** begin **

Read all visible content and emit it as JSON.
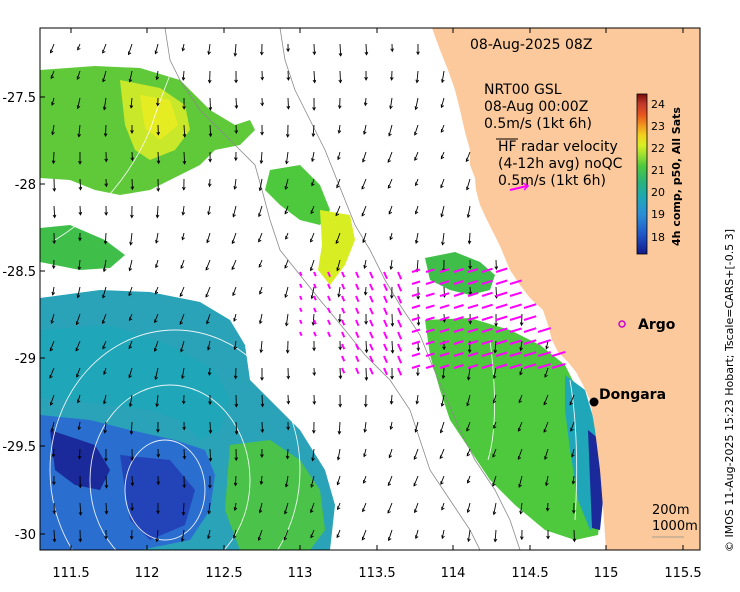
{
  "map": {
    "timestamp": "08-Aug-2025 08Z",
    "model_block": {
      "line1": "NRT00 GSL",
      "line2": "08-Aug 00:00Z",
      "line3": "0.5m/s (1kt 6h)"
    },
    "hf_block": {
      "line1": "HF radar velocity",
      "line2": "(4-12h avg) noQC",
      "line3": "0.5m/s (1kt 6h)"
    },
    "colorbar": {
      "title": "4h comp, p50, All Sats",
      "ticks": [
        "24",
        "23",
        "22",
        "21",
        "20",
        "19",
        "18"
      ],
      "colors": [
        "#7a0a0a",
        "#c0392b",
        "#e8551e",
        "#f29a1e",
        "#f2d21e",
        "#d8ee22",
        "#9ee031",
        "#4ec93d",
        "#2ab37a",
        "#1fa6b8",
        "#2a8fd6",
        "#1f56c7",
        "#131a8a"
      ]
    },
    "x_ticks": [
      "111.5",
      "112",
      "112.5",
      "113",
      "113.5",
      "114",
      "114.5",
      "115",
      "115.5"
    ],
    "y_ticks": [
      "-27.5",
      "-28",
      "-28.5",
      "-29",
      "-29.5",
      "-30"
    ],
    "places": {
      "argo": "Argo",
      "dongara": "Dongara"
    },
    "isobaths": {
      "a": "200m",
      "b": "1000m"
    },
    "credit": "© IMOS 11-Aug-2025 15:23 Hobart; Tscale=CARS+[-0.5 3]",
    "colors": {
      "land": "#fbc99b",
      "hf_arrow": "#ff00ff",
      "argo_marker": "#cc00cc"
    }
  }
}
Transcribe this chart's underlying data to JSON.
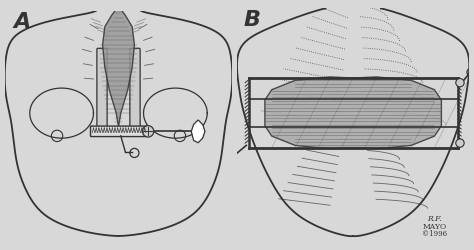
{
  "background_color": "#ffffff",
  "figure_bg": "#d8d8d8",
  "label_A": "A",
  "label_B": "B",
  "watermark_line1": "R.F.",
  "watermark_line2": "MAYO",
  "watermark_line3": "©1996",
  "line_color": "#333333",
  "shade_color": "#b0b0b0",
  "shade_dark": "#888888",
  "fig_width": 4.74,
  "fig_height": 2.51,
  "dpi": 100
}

** end **

* **WHAT IS BEING ASKED**: Sift the material for lines with the string "JSON". Copy each one found.

* **THE ANSWER**:
Read all visible content and emit it as JSON.
Transcribe this chart's underlying data to JSON.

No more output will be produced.